— START OF DATA ENTRIES —

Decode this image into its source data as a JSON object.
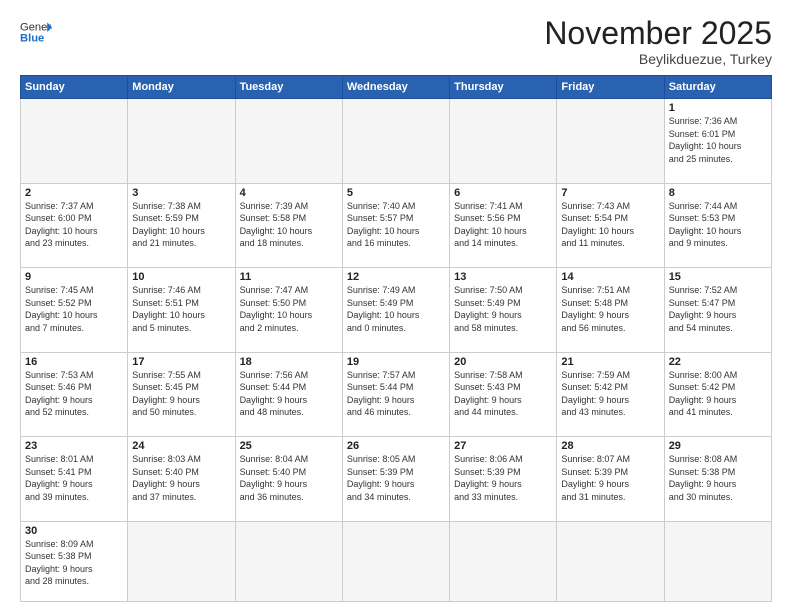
{
  "header": {
    "logo_general": "General",
    "logo_blue": "Blue",
    "month_title": "November 2025",
    "location": "Beylikduezue, Turkey"
  },
  "weekdays": [
    "Sunday",
    "Monday",
    "Tuesday",
    "Wednesday",
    "Thursday",
    "Friday",
    "Saturday"
  ],
  "weeks": [
    [
      {
        "day": "",
        "info": "",
        "empty": true
      },
      {
        "day": "",
        "info": "",
        "empty": true
      },
      {
        "day": "",
        "info": "",
        "empty": true
      },
      {
        "day": "",
        "info": "",
        "empty": true
      },
      {
        "day": "",
        "info": "",
        "empty": true
      },
      {
        "day": "",
        "info": "",
        "empty": true
      },
      {
        "day": "1",
        "info": "Sunrise: 7:36 AM\nSunset: 6:01 PM\nDaylight: 10 hours\nand 25 minutes."
      }
    ],
    [
      {
        "day": "2",
        "info": "Sunrise: 7:37 AM\nSunset: 6:00 PM\nDaylight: 10 hours\nand 23 minutes."
      },
      {
        "day": "3",
        "info": "Sunrise: 7:38 AM\nSunset: 5:59 PM\nDaylight: 10 hours\nand 21 minutes."
      },
      {
        "day": "4",
        "info": "Sunrise: 7:39 AM\nSunset: 5:58 PM\nDaylight: 10 hours\nand 18 minutes."
      },
      {
        "day": "5",
        "info": "Sunrise: 7:40 AM\nSunset: 5:57 PM\nDaylight: 10 hours\nand 16 minutes."
      },
      {
        "day": "6",
        "info": "Sunrise: 7:41 AM\nSunset: 5:56 PM\nDaylight: 10 hours\nand 14 minutes."
      },
      {
        "day": "7",
        "info": "Sunrise: 7:43 AM\nSunset: 5:54 PM\nDaylight: 10 hours\nand 11 minutes."
      },
      {
        "day": "8",
        "info": "Sunrise: 7:44 AM\nSunset: 5:53 PM\nDaylight: 10 hours\nand 9 minutes."
      }
    ],
    [
      {
        "day": "9",
        "info": "Sunrise: 7:45 AM\nSunset: 5:52 PM\nDaylight: 10 hours\nand 7 minutes."
      },
      {
        "day": "10",
        "info": "Sunrise: 7:46 AM\nSunset: 5:51 PM\nDaylight: 10 hours\nand 5 minutes."
      },
      {
        "day": "11",
        "info": "Sunrise: 7:47 AM\nSunset: 5:50 PM\nDaylight: 10 hours\nand 2 minutes."
      },
      {
        "day": "12",
        "info": "Sunrise: 7:49 AM\nSunset: 5:49 PM\nDaylight: 10 hours\nand 0 minutes."
      },
      {
        "day": "13",
        "info": "Sunrise: 7:50 AM\nSunset: 5:49 PM\nDaylight: 9 hours\nand 58 minutes."
      },
      {
        "day": "14",
        "info": "Sunrise: 7:51 AM\nSunset: 5:48 PM\nDaylight: 9 hours\nand 56 minutes."
      },
      {
        "day": "15",
        "info": "Sunrise: 7:52 AM\nSunset: 5:47 PM\nDaylight: 9 hours\nand 54 minutes."
      }
    ],
    [
      {
        "day": "16",
        "info": "Sunrise: 7:53 AM\nSunset: 5:46 PM\nDaylight: 9 hours\nand 52 minutes."
      },
      {
        "day": "17",
        "info": "Sunrise: 7:55 AM\nSunset: 5:45 PM\nDaylight: 9 hours\nand 50 minutes."
      },
      {
        "day": "18",
        "info": "Sunrise: 7:56 AM\nSunset: 5:44 PM\nDaylight: 9 hours\nand 48 minutes."
      },
      {
        "day": "19",
        "info": "Sunrise: 7:57 AM\nSunset: 5:44 PM\nDaylight: 9 hours\nand 46 minutes."
      },
      {
        "day": "20",
        "info": "Sunrise: 7:58 AM\nSunset: 5:43 PM\nDaylight: 9 hours\nand 44 minutes."
      },
      {
        "day": "21",
        "info": "Sunrise: 7:59 AM\nSunset: 5:42 PM\nDaylight: 9 hours\nand 43 minutes."
      },
      {
        "day": "22",
        "info": "Sunrise: 8:00 AM\nSunset: 5:42 PM\nDaylight: 9 hours\nand 41 minutes."
      }
    ],
    [
      {
        "day": "23",
        "info": "Sunrise: 8:01 AM\nSunset: 5:41 PM\nDaylight: 9 hours\nand 39 minutes."
      },
      {
        "day": "24",
        "info": "Sunrise: 8:03 AM\nSunset: 5:40 PM\nDaylight: 9 hours\nand 37 minutes."
      },
      {
        "day": "25",
        "info": "Sunrise: 8:04 AM\nSunset: 5:40 PM\nDaylight: 9 hours\nand 36 minutes."
      },
      {
        "day": "26",
        "info": "Sunrise: 8:05 AM\nSunset: 5:39 PM\nDaylight: 9 hours\nand 34 minutes."
      },
      {
        "day": "27",
        "info": "Sunrise: 8:06 AM\nSunset: 5:39 PM\nDaylight: 9 hours\nand 33 minutes."
      },
      {
        "day": "28",
        "info": "Sunrise: 8:07 AM\nSunset: 5:39 PM\nDaylight: 9 hours\nand 31 minutes."
      },
      {
        "day": "29",
        "info": "Sunrise: 8:08 AM\nSunset: 5:38 PM\nDaylight: 9 hours\nand 30 minutes."
      }
    ],
    [
      {
        "day": "30",
        "info": "Sunrise: 8:09 AM\nSunset: 5:38 PM\nDaylight: 9 hours\nand 28 minutes."
      },
      {
        "day": "",
        "info": "",
        "empty": true
      },
      {
        "day": "",
        "info": "",
        "empty": true
      },
      {
        "day": "",
        "info": "",
        "empty": true
      },
      {
        "day": "",
        "info": "",
        "empty": true
      },
      {
        "day": "",
        "info": "",
        "empty": true
      },
      {
        "day": "",
        "info": "",
        "empty": true
      }
    ]
  ]
}
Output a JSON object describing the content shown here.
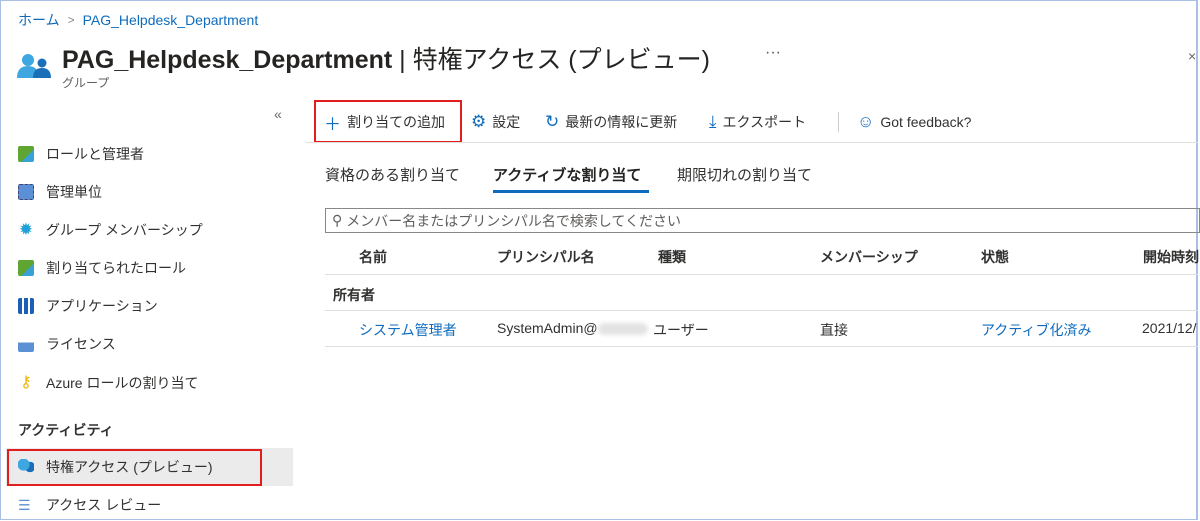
{
  "breadcrumb": {
    "home": "ホーム",
    "current": "PAG_Helpdesk_Department"
  },
  "header": {
    "title": "PAG_Helpdesk_Department",
    "title_suffix": " | 特権アクセス (プレビュー)",
    "subtitle": "グループ",
    "more": "···"
  },
  "sidebar": {
    "collapse": "«",
    "items": [
      {
        "label": "ロールと管理者",
        "icon": "role-user-icon"
      },
      {
        "label": "管理単位",
        "icon": "admin-unit-icon"
      },
      {
        "label": "グループ メンバーシップ",
        "icon": "gear-icon"
      },
      {
        "label": "割り当てられたロール",
        "icon": "role-user-icon"
      },
      {
        "label": "アプリケーション",
        "icon": "apps-grid-icon"
      },
      {
        "label": "ライセンス",
        "icon": "license-icon"
      },
      {
        "label": "Azure ロールの割り当て",
        "icon": "key-icon"
      }
    ],
    "section": "アクティビティ",
    "activity": [
      {
        "label": "特権アクセス (プレビュー)",
        "icon": "group-icon",
        "selected": true
      },
      {
        "label": "アクセス レビュー",
        "icon": "checklist-icon"
      }
    ]
  },
  "toolbar": {
    "add": "割り当ての追加",
    "settings": "設定",
    "refresh": "最新の情報に更新",
    "export": "エクスポート",
    "feedback": "Got feedback?"
  },
  "tabs": [
    {
      "label": "資格のある割り当て"
    },
    {
      "label": "アクティブな割り当て",
      "active": true
    },
    {
      "label": "期限切れの割り当て"
    }
  ],
  "search": {
    "placeholder": "メンバー名またはプリンシパル名で検索してください"
  },
  "table": {
    "headers": [
      "名前",
      "プリンシパル名",
      "種類",
      "メンバーシップ",
      "状態",
      "開始時刻"
    ],
    "group": "所有者",
    "rows": [
      {
        "name": "システム管理者",
        "principal": "SystemAdmin@",
        "type": "ユーザー",
        "membership": "直接",
        "state": "アクティブ化済み",
        "start": "2021/12/"
      }
    ]
  },
  "colors": {
    "accent": "#0f6cbd",
    "highlight": "#e01e1e"
  }
}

— END OF DATA ENTRIES —

Return every line from the records above that holds the word "icon".

        "icon": "role-user-icon"
        "icon": "admin-unit-icon"
        "icon": "gear-icon"
        "icon": "role-user-icon"
        "icon": "apps-grid-icon"
        "icon": "license-icon"
        "icon": "key-icon"
        "icon": "group-icon",
        "icon": "checklist-icon"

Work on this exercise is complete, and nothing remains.